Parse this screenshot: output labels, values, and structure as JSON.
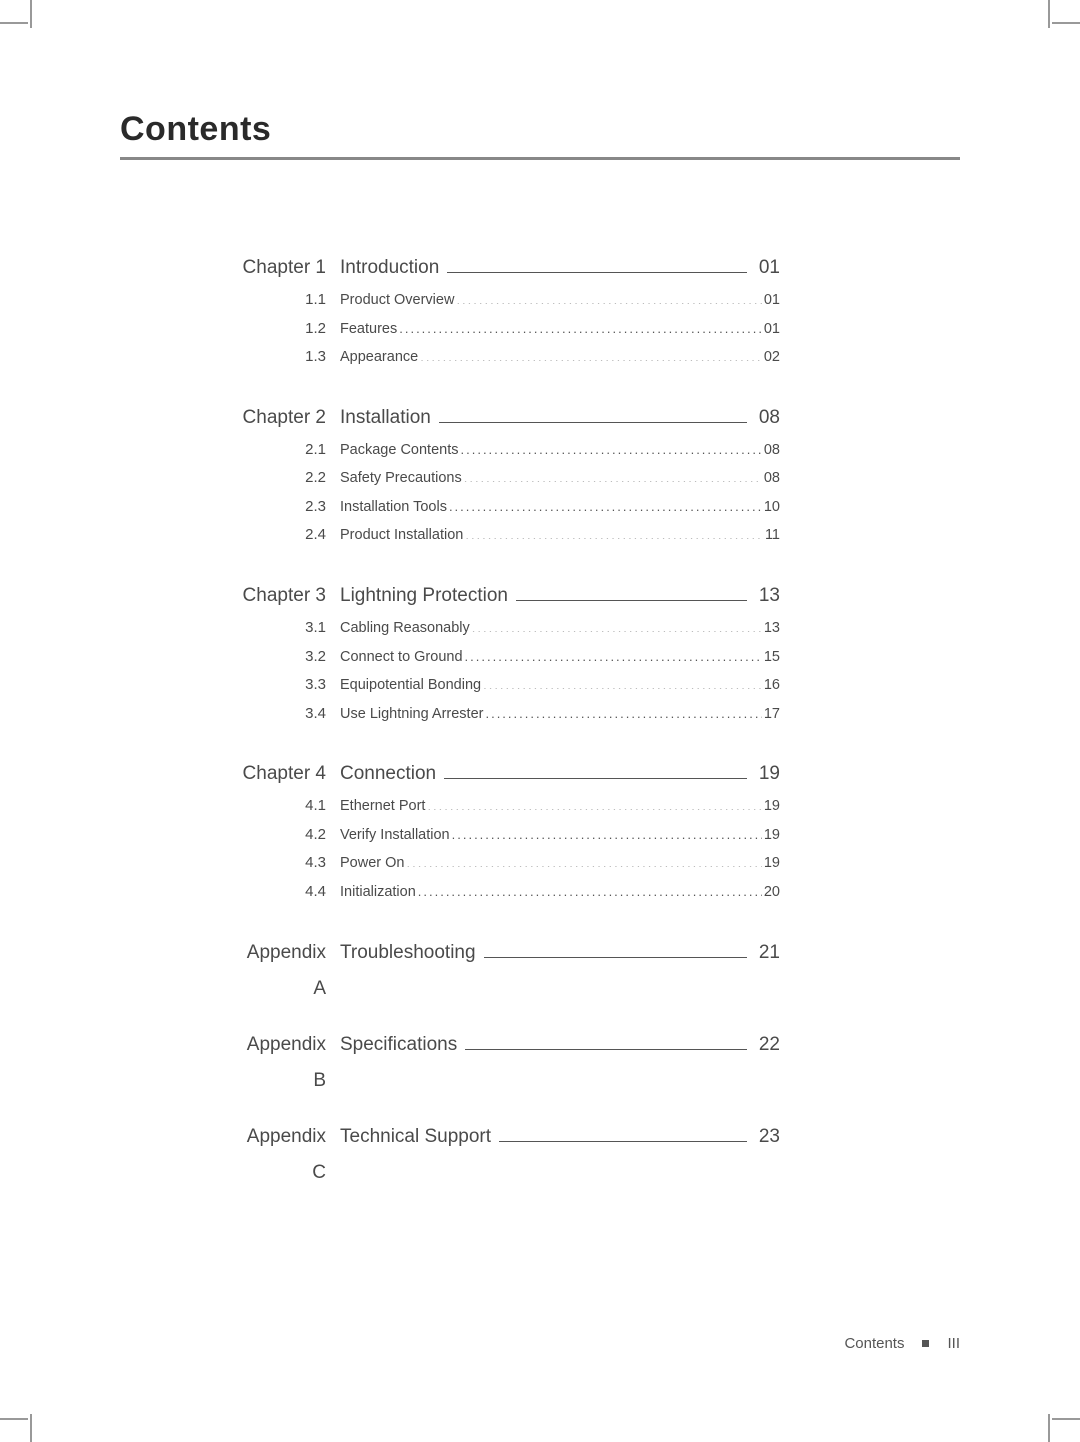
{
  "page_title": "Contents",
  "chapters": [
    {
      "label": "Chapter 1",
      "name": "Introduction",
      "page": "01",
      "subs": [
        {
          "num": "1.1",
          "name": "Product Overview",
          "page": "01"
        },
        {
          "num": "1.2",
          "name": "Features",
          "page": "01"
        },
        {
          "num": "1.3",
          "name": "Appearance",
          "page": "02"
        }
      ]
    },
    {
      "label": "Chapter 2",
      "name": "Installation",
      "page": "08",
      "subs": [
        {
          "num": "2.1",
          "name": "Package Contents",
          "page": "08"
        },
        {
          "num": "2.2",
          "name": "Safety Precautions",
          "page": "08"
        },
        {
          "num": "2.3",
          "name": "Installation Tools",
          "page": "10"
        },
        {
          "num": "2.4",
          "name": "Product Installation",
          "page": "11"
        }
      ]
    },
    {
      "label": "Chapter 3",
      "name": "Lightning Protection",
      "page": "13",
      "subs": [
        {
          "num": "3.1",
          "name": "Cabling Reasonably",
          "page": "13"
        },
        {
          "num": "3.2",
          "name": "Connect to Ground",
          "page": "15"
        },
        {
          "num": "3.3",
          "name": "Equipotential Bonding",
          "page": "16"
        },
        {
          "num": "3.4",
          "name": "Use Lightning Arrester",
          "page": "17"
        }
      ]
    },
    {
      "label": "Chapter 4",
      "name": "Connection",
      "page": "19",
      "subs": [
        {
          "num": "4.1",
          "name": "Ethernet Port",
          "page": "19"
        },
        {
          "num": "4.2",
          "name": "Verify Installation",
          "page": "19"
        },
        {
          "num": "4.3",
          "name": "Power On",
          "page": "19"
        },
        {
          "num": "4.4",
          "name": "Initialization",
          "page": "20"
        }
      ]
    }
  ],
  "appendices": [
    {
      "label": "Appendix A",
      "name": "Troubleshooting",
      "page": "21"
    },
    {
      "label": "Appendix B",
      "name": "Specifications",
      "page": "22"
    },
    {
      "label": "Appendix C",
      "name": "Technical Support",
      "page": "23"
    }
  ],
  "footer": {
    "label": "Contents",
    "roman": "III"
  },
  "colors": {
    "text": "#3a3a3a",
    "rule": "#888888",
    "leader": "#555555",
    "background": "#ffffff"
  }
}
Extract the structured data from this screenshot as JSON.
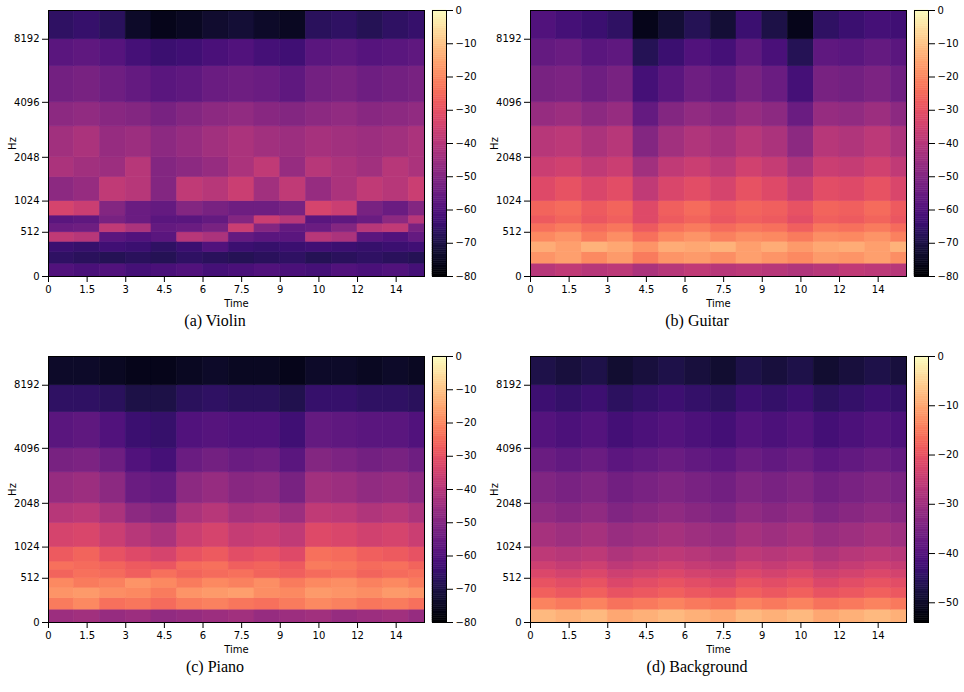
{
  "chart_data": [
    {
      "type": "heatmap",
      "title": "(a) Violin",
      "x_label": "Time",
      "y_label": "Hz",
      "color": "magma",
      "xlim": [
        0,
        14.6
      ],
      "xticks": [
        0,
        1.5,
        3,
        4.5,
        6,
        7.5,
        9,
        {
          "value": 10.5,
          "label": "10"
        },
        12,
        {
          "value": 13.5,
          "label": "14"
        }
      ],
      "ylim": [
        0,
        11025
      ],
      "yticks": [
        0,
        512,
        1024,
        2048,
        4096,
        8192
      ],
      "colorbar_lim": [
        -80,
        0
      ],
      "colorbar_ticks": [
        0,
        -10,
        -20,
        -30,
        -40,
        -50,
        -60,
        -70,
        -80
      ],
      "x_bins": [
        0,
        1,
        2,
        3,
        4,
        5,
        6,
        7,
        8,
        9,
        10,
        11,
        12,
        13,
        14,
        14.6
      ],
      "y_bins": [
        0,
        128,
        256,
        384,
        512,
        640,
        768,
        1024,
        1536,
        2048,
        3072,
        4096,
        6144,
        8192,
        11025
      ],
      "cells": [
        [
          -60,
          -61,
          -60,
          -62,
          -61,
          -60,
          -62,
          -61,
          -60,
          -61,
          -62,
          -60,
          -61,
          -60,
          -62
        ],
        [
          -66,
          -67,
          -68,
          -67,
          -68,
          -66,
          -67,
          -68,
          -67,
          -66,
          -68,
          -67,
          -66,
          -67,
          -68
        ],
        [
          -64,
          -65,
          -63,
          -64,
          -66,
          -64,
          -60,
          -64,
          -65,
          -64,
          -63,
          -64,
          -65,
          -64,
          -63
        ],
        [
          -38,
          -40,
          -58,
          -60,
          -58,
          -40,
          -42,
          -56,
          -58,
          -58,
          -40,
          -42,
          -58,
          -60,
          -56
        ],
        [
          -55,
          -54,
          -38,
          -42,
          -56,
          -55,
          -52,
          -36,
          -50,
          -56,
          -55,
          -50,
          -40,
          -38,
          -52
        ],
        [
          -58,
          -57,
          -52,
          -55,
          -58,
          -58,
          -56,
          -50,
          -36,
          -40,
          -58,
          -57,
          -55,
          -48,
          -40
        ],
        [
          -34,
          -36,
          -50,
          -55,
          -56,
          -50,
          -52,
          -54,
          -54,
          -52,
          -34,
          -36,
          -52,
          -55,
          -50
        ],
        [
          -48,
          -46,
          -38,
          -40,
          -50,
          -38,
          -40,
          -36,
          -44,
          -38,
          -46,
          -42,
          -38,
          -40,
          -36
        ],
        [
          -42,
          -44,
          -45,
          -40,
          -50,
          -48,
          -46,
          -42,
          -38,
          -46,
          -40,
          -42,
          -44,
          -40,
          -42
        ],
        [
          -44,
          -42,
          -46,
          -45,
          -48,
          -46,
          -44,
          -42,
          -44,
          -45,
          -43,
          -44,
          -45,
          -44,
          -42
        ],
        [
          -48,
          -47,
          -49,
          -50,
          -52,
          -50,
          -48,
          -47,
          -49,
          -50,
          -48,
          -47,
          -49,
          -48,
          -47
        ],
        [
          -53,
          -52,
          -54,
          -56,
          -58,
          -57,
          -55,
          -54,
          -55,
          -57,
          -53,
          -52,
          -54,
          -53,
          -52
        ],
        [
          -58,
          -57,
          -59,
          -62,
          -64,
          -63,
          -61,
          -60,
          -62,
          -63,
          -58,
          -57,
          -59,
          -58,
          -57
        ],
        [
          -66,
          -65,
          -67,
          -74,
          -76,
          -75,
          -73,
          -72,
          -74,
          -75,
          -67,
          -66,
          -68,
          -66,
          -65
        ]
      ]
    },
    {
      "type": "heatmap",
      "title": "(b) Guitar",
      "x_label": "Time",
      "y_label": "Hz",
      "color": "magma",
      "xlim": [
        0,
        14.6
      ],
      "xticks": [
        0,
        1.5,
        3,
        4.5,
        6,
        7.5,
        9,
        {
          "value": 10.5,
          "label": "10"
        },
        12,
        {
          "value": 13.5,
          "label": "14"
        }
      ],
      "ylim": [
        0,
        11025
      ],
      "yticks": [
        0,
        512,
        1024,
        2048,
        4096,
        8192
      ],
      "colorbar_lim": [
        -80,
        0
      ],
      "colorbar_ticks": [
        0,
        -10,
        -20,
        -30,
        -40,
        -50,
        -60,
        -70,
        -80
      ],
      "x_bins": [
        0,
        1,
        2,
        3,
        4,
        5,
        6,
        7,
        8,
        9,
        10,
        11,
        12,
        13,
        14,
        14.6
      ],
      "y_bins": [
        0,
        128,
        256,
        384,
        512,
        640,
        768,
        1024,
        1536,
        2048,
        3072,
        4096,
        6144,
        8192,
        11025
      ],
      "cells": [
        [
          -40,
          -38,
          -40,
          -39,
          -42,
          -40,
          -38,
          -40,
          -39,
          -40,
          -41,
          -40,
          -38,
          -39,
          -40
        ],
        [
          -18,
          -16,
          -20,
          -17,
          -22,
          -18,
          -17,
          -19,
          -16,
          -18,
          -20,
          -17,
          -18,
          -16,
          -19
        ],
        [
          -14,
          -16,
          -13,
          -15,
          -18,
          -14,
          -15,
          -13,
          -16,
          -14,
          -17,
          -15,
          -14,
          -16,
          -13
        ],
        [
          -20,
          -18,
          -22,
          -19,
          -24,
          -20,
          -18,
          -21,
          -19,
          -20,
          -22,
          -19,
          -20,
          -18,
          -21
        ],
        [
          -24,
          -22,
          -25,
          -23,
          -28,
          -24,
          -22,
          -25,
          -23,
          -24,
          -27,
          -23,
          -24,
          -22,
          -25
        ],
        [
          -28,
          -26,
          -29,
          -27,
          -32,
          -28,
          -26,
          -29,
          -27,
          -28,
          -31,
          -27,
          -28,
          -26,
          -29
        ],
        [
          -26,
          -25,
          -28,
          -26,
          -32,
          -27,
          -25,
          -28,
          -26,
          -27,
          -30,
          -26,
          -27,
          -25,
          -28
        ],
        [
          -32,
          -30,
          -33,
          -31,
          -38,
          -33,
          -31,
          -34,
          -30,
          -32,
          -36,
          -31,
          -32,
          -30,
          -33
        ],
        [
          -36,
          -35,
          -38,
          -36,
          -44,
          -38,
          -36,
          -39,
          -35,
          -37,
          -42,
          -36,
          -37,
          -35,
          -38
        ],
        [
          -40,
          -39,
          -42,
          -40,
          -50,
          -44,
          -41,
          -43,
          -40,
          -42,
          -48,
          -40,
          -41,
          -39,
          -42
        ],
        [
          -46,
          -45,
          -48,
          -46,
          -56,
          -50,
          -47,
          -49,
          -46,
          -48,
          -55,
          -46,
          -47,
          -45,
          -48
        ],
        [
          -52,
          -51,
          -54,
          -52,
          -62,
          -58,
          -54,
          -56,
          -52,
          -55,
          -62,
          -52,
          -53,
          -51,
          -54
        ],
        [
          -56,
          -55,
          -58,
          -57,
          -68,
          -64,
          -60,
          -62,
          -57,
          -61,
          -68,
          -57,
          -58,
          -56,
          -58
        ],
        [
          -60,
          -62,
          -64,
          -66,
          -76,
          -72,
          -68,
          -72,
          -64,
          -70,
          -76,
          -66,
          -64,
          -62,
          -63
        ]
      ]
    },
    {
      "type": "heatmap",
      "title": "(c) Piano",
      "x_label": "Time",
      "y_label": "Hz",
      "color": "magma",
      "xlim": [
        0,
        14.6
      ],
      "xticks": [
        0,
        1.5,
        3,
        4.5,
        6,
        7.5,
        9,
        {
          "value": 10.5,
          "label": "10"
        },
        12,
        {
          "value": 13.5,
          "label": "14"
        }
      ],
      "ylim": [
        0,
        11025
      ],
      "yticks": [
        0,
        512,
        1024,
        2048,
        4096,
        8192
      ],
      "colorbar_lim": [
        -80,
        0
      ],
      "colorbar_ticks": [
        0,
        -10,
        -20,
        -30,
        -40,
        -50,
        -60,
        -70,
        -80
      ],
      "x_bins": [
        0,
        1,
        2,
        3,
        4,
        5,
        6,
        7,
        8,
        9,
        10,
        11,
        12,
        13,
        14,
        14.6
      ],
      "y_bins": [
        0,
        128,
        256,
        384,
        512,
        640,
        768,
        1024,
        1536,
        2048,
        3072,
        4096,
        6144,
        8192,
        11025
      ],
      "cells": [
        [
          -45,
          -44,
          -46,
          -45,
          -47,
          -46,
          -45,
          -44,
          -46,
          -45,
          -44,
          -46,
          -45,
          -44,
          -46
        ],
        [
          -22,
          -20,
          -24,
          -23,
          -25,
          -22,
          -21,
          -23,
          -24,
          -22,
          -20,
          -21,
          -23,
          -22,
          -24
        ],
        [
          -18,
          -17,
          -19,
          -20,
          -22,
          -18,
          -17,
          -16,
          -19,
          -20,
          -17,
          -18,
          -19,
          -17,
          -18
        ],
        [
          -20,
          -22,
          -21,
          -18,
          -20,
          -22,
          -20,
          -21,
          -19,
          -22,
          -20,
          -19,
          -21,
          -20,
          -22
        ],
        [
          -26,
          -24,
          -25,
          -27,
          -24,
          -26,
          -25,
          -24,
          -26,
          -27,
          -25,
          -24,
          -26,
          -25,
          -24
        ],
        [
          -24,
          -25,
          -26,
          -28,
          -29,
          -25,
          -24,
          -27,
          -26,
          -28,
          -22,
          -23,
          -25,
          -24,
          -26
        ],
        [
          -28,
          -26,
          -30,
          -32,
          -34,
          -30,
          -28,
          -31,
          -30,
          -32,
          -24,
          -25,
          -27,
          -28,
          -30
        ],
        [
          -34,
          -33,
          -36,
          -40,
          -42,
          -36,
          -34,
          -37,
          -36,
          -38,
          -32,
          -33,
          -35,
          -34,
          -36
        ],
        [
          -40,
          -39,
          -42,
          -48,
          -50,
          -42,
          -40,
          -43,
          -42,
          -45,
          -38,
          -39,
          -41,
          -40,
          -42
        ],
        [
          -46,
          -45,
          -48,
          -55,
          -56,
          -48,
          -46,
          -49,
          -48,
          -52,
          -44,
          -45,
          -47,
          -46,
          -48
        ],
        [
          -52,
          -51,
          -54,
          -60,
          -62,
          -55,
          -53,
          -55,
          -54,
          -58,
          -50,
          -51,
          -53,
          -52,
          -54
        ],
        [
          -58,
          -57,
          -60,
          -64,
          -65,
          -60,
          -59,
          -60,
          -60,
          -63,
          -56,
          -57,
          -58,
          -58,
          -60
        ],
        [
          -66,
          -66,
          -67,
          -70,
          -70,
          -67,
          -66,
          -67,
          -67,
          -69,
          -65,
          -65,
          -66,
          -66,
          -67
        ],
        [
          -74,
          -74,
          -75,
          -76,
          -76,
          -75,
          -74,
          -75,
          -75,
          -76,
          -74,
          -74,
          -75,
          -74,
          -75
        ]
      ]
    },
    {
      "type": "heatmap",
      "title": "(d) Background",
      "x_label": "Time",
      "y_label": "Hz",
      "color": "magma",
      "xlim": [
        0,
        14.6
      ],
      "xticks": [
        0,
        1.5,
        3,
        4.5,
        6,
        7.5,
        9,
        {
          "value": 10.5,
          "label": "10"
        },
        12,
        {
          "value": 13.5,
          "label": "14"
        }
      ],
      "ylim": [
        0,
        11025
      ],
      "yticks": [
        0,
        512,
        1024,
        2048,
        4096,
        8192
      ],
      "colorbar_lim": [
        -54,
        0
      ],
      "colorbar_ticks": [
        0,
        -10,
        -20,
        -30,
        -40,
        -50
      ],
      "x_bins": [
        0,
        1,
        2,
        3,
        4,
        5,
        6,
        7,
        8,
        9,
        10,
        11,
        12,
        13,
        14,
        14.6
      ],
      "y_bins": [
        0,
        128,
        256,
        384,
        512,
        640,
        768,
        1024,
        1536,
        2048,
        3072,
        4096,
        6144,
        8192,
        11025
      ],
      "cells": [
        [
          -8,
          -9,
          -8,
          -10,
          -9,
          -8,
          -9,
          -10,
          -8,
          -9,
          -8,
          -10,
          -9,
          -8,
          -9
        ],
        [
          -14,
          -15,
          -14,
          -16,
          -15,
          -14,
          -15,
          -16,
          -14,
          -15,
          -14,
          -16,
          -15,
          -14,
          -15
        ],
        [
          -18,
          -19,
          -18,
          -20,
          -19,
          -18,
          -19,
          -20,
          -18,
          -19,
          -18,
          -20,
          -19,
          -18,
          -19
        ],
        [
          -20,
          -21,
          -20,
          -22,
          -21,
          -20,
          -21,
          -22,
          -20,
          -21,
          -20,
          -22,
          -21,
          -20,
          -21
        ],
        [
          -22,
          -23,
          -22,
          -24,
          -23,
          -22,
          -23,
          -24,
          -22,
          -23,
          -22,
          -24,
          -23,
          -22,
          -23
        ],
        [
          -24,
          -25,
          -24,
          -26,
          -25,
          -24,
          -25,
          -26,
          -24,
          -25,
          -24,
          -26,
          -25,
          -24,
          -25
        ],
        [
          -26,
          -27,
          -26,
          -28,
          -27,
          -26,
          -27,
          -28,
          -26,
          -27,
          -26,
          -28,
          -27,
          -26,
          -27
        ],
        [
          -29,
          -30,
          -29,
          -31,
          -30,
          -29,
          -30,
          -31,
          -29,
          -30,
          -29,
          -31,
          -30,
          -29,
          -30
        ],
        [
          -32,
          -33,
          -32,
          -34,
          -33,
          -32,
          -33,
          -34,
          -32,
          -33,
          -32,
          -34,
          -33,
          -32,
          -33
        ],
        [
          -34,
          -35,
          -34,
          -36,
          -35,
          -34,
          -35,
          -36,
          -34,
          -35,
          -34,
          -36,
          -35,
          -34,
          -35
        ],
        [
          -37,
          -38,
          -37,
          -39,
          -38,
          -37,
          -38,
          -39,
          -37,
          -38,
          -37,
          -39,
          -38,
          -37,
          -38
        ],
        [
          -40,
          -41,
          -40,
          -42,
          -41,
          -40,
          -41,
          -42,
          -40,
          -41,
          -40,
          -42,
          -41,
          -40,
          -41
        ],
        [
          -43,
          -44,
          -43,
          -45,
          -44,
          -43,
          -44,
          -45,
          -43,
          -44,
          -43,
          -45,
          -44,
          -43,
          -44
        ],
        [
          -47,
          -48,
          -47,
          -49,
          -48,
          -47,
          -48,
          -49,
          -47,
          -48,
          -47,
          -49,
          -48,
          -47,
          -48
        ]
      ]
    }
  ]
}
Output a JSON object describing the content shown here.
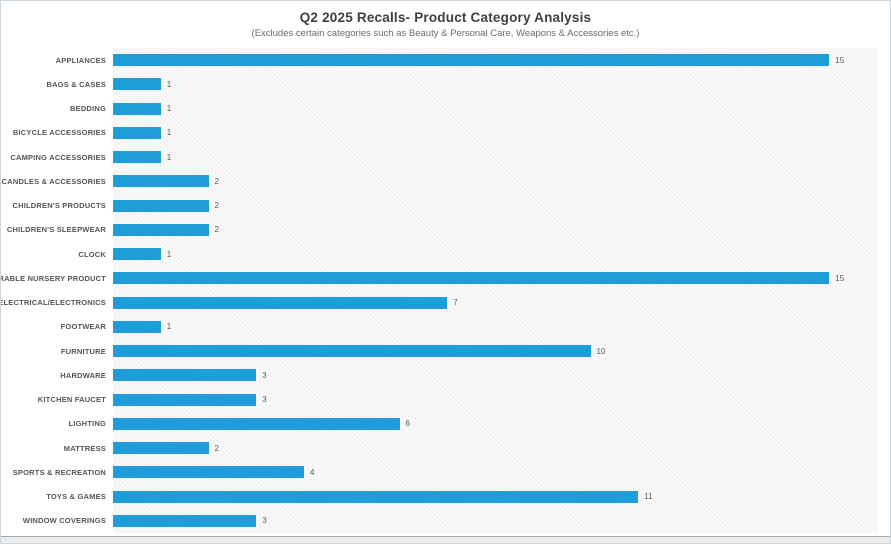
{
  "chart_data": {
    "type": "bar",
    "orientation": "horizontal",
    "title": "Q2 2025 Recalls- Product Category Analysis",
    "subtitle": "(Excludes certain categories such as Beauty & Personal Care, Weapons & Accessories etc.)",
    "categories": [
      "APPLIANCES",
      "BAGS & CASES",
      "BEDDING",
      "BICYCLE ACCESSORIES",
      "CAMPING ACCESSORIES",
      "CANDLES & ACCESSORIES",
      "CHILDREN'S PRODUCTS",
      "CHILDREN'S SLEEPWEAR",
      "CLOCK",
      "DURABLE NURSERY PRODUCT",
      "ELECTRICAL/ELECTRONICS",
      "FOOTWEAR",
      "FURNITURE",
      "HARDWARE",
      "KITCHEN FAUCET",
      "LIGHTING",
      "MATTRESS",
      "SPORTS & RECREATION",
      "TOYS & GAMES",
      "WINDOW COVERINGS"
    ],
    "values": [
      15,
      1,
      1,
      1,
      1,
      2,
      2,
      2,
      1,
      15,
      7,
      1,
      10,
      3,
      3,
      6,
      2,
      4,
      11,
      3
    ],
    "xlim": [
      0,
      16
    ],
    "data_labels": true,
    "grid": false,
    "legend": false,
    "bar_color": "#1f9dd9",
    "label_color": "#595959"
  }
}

--*--

THE TASK:
Check each line of the records above for the string "CHILDREN", and report every line that has it.

COMPLETE OUTPUT:
      "CHILDREN'S PRODUCTS",
      "CHILDREN'S SLEEPWEAR",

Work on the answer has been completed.